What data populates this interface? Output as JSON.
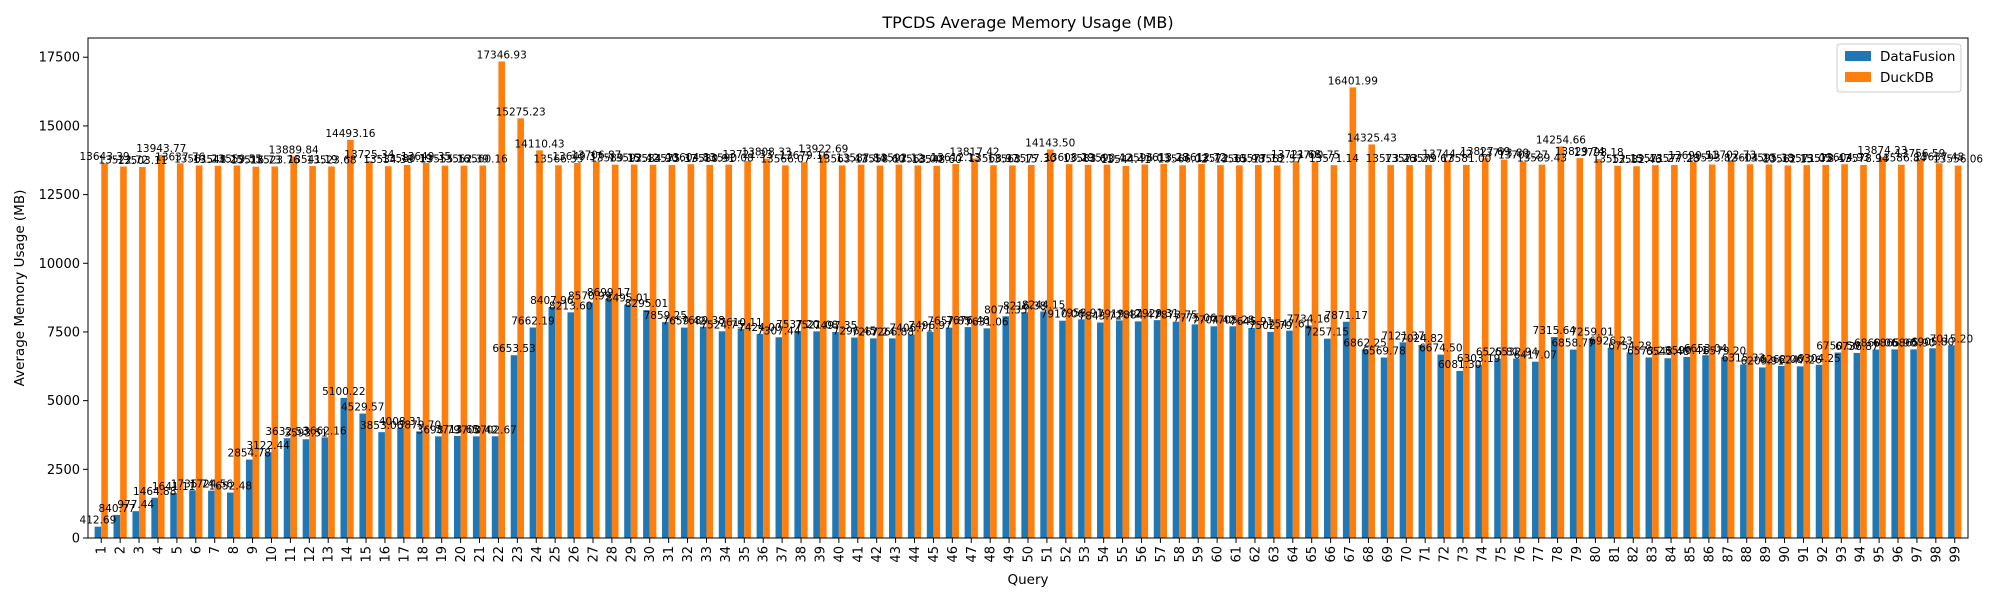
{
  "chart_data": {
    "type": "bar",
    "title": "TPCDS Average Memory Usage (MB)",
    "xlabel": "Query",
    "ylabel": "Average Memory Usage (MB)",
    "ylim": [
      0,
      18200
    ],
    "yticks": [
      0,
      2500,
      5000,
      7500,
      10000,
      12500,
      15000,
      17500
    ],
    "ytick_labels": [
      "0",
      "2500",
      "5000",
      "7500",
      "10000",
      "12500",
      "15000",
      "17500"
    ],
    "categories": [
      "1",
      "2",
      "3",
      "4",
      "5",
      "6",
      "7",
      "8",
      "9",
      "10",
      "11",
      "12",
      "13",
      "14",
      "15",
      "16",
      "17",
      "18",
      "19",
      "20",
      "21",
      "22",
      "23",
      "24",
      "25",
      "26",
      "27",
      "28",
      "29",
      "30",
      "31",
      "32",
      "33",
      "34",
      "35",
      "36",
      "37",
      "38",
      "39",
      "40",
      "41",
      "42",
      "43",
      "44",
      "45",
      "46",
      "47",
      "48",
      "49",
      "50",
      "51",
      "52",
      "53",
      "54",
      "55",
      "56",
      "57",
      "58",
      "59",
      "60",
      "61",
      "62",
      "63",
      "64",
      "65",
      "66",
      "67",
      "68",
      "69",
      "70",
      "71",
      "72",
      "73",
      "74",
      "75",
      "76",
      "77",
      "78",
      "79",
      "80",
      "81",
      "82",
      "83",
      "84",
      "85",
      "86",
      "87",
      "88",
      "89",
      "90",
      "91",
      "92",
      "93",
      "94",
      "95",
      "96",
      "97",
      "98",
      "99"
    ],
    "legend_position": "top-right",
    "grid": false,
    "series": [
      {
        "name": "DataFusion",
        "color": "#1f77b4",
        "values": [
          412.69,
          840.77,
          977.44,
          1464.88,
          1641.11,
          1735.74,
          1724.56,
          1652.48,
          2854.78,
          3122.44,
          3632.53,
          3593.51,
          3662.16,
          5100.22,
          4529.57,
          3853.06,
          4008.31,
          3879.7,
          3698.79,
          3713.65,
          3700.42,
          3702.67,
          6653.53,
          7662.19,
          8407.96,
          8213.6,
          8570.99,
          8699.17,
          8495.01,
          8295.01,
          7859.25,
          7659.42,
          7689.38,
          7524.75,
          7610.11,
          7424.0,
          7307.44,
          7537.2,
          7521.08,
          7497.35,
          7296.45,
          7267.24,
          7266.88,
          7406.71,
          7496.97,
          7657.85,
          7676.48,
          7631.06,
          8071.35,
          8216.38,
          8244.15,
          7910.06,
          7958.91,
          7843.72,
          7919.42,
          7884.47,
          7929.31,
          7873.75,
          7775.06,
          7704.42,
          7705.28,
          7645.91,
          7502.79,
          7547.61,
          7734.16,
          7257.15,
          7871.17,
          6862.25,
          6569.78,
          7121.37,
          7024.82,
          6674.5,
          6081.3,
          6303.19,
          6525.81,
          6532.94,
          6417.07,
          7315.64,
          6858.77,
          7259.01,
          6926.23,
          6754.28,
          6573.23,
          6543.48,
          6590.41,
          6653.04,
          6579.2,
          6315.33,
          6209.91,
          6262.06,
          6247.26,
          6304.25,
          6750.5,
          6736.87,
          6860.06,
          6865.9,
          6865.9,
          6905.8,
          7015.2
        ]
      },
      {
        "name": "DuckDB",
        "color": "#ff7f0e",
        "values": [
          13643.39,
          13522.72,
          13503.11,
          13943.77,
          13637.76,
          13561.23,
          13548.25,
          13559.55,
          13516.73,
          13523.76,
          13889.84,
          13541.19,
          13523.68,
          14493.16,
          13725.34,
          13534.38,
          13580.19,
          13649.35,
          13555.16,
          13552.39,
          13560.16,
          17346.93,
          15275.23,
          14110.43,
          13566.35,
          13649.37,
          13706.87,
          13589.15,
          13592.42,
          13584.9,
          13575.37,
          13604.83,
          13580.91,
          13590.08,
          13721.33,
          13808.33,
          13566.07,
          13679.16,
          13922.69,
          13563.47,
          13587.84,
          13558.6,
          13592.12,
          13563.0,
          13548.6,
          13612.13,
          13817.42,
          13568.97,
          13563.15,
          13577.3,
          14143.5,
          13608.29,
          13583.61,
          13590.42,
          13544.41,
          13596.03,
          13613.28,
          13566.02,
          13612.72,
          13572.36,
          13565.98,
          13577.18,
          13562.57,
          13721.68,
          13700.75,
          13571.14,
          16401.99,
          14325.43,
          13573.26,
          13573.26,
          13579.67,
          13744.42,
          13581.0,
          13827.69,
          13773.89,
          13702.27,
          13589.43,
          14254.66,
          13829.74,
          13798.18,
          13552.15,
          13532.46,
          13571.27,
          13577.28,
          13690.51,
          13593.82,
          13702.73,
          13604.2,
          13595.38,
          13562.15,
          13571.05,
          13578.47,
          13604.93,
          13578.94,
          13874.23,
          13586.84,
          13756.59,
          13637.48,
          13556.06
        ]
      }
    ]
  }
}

• • •

REQUIREMENTS: Gather each line from the entries above that includes the word "Memory".

RESULT:
    "title": "TPCDS Average Memory Usage (MB)",
    "ylabel": "Average Memory Usage (MB)",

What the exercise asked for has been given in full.